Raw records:
---

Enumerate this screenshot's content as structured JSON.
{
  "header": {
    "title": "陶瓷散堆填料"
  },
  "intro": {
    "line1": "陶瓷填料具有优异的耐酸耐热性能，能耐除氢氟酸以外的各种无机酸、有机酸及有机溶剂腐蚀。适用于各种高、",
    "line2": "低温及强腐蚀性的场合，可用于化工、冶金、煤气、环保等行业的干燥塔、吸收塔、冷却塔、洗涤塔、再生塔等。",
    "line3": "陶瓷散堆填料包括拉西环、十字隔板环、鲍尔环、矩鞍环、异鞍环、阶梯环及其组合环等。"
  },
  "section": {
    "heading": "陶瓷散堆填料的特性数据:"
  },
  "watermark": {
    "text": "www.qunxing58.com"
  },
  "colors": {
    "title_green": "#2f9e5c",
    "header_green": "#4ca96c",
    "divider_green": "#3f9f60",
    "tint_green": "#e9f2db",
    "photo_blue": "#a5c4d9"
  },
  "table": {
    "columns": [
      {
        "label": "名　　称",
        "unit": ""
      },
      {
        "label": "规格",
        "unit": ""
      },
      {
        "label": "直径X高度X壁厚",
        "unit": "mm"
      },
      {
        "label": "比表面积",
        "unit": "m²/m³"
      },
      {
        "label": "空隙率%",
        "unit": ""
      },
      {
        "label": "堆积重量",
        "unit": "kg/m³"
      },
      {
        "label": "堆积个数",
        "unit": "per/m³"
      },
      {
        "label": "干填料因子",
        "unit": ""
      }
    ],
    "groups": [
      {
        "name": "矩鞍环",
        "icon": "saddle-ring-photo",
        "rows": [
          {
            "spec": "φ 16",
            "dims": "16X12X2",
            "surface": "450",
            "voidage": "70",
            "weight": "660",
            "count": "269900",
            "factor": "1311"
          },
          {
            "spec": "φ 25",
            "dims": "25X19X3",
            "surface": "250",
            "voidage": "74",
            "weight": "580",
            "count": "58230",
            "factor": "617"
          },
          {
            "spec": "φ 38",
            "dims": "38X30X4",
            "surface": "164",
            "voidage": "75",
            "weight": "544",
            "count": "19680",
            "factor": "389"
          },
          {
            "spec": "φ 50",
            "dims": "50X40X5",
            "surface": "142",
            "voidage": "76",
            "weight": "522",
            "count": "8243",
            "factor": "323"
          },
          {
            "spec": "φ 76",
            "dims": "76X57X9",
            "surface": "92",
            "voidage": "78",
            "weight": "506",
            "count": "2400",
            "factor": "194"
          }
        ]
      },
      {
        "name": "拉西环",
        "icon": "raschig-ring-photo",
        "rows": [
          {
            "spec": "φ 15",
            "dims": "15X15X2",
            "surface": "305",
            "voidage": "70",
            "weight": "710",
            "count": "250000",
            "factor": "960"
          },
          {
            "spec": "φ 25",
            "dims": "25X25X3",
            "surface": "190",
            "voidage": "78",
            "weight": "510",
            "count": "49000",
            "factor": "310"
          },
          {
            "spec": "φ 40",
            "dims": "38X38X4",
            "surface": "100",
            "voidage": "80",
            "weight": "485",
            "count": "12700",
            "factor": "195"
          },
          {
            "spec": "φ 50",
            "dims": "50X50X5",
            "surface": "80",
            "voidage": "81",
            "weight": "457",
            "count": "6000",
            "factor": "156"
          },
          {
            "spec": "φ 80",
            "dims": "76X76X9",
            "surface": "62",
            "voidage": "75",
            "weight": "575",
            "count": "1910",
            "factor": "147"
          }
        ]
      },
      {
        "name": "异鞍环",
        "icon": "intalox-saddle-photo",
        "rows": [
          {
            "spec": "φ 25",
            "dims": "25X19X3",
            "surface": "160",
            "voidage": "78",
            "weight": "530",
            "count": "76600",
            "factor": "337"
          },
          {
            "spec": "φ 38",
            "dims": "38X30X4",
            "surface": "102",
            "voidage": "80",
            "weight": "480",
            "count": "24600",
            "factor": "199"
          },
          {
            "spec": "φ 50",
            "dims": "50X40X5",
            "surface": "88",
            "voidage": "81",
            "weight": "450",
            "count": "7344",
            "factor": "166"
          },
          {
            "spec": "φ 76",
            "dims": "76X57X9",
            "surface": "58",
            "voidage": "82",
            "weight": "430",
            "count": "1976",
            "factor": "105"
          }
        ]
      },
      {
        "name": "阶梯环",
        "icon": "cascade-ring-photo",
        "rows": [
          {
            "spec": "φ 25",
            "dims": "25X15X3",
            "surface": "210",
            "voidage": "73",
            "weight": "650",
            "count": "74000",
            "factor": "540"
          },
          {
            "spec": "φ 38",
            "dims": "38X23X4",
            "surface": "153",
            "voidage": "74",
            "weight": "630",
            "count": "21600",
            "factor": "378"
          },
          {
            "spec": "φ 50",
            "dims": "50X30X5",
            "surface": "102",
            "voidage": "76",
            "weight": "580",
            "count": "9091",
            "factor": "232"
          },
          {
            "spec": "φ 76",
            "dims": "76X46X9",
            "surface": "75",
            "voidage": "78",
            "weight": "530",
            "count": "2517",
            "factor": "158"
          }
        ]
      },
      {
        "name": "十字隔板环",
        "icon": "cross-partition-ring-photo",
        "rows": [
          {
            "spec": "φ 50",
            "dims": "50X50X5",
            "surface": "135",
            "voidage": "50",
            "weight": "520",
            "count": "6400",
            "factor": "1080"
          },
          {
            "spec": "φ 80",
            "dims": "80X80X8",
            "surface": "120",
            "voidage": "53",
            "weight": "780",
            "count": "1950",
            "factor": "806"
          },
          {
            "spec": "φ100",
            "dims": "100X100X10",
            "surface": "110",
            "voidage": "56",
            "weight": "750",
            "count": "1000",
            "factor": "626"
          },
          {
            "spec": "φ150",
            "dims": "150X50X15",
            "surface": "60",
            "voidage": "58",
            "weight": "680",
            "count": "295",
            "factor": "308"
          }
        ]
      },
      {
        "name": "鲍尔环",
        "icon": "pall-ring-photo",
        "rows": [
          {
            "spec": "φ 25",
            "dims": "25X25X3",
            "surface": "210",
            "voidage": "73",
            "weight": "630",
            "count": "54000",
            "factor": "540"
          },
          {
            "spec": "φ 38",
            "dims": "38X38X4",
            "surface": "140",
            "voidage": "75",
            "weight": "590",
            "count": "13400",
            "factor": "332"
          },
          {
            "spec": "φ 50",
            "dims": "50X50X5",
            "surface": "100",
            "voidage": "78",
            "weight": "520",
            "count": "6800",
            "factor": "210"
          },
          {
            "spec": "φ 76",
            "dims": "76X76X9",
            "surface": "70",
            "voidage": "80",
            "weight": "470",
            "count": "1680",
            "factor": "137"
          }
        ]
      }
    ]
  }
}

---

Each line above must be printed exactly as it appears.

● FINISHED TASK:
Enumerate this screenshot's content as structured JSON.
{
  "header": {
    "title": "陶瓷散堆填料"
  },
  "intro": {
    "line1": "陶瓷填料具有优异的耐酸耐热性能，能耐除氢氟酸以外的各种无机酸、有机酸及有机溶剂腐蚀。适用于各种高、",
    "line2": "低温及强腐蚀性的场合，可用于化工、冶金、煤气、环保等行业的干燥塔、吸收塔、冷却塔、洗涤塔、再生塔等。",
    "line3": "陶瓷散堆填料包括拉西环、十字隔板环、鲍尔环、矩鞍环、异鞍环、阶梯环及其组合环等。"
  },
  "section": {
    "heading": "陶瓷散堆填料的特性数据:"
  },
  "watermark": {
    "text": "www.qunxing58.com"
  },
  "colors": {
    "title_green": "#2f9e5c",
    "header_green": "#4ca96c",
    "divider_green": "#3f9f60",
    "tint_green": "#e9f2db",
    "photo_blue": "#a5c4d9"
  },
  "table": {
    "columns": [
      {
        "label": "名　　称",
        "unit": ""
      },
      {
        "label": "规格",
        "unit": ""
      },
      {
        "label": "直径X高度X壁厚",
        "unit": "mm"
      },
      {
        "label": "比表面积",
        "unit": "m²/m³"
      },
      {
        "label": "空隙率%",
        "unit": ""
      },
      {
        "label": "堆积重量",
        "unit": "kg/m³"
      },
      {
        "label": "堆积个数",
        "unit": "per/m³"
      },
      {
        "label": "干填料因子",
        "unit": ""
      }
    ],
    "groups": [
      {
        "name": "矩鞍环",
        "icon": "saddle-ring-photo",
        "rows": [
          {
            "spec": "φ 16",
            "dims": "16X12X2",
            "surface": "450",
            "voidage": "70",
            "weight": "660",
            "count": "269900",
            "factor": "1311"
          },
          {
            "spec": "φ 25",
            "dims": "25X19X3",
            "surface": "250",
            "voidage": "74",
            "weight": "580",
            "count": "58230",
            "factor": "617"
          },
          {
            "spec": "φ 38",
            "dims": "38X30X4",
            "surface": "164",
            "voidage": "75",
            "weight": "544",
            "count": "19680",
            "factor": "389"
          },
          {
            "spec": "φ 50",
            "dims": "50X40X5",
            "surface": "142",
            "voidage": "76",
            "weight": "522",
            "count": "8243",
            "factor": "323"
          },
          {
            "spec": "φ 76",
            "dims": "76X57X9",
            "surface": "92",
            "voidage": "78",
            "weight": "506",
            "count": "2400",
            "factor": "194"
          }
        ]
      },
      {
        "name": "拉西环",
        "icon": "raschig-ring-photo",
        "rows": [
          {
            "spec": "φ 15",
            "dims": "15X15X2",
            "surface": "305",
            "voidage": "70",
            "weight": "710",
            "count": "250000",
            "factor": "960"
          },
          {
            "spec": "φ 25",
            "dims": "25X25X3",
            "surface": "190",
            "voidage": "78",
            "weight": "510",
            "count": "49000",
            "factor": "310"
          },
          {
            "spec": "φ 40",
            "dims": "38X38X4",
            "surface": "100",
            "voidage": "80",
            "weight": "485",
            "count": "12700",
            "factor": "195"
          },
          {
            "spec": "φ 50",
            "dims": "50X50X5",
            "surface": "80",
            "voidage": "81",
            "weight": "457",
            "count": "6000",
            "factor": "156"
          },
          {
            "spec": "φ 80",
            "dims": "76X76X9",
            "surface": "62",
            "voidage": "75",
            "weight": "575",
            "count": "1910",
            "factor": "147"
          }
        ]
      },
      {
        "name": "异鞍环",
        "icon": "intalox-saddle-photo",
        "rows": [
          {
            "spec": "φ 25",
            "dims": "25X19X3",
            "surface": "160",
            "voidage": "78",
            "weight": "530",
            "count": "76600",
            "factor": "337"
          },
          {
            "spec": "φ 38",
            "dims": "38X30X4",
            "surface": "102",
            "voidage": "80",
            "weight": "480",
            "count": "24600",
            "factor": "199"
          },
          {
            "spec": "φ 50",
            "dims": "50X40X5",
            "surface": "88",
            "voidage": "81",
            "weight": "450",
            "count": "7344",
            "factor": "166"
          },
          {
            "spec": "φ 76",
            "dims": "76X57X9",
            "surface": "58",
            "voidage": "82",
            "weight": "430",
            "count": "1976",
            "factor": "105"
          }
        ]
      },
      {
        "name": "阶梯环",
        "icon": "cascade-ring-photo",
        "rows": [
          {
            "spec": "φ 25",
            "dims": "25X15X3",
            "surface": "210",
            "voidage": "73",
            "weight": "650",
            "count": "74000",
            "factor": "540"
          },
          {
            "spec": "φ 38",
            "dims": "38X23X4",
            "surface": "153",
            "voidage": "74",
            "weight": "630",
            "count": "21600",
            "factor": "378"
          },
          {
            "spec": "φ 50",
            "dims": "50X30X5",
            "surface": "102",
            "voidage": "76",
            "weight": "580",
            "count": "9091",
            "factor": "232"
          },
          {
            "spec": "φ 76",
            "dims": "76X46X9",
            "surface": "75",
            "voidage": "78",
            "weight": "530",
            "count": "2517",
            "factor": "158"
          }
        ]
      },
      {
        "name": "十字隔板环",
        "icon": "cross-partition-ring-photo",
        "rows": [
          {
            "spec": "φ 50",
            "dims": "50X50X5",
            "surface": "135",
            "voidage": "50",
            "weight": "520",
            "count": "6400",
            "factor": "1080"
          },
          {
            "spec": "φ 80",
            "dims": "80X80X8",
            "surface": "120",
            "voidage": "53",
            "weight": "780",
            "count": "1950",
            "factor": "806"
          },
          {
            "spec": "φ100",
            "dims": "100X100X10",
            "surface": "110",
            "voidage": "56",
            "weight": "750",
            "count": "1000",
            "factor": "626"
          },
          {
            "spec": "φ150",
            "dims": "150X50X15",
            "surface": "60",
            "voidage": "58",
            "weight": "680",
            "count": "295",
            "factor": "308"
          }
        ]
      },
      {
        "name": "鲍尔环",
        "icon": "pall-ring-photo",
        "rows": [
          {
            "spec": "φ 25",
            "dims": "25X25X3",
            "surface": "210",
            "voidage": "73",
            "weight": "630",
            "count": "54000",
            "factor": "540"
          },
          {
            "spec": "φ 38",
            "dims": "38X38X4",
            "surface": "140",
            "voidage": "75",
            "weight": "590",
            "count": "13400",
            "factor": "332"
          },
          {
            "spec": "φ 50",
            "dims": "50X50X5",
            "surface": "100",
            "voidage": "78",
            "weight": "520",
            "count": "6800",
            "factor": "210"
          },
          {
            "spec": "φ 76",
            "dims": "76X76X9",
            "surface": "70",
            "voidage": "80",
            "weight": "470",
            "count": "1680",
            "factor": "137"
          }
        ]
      }
    ]
  }
}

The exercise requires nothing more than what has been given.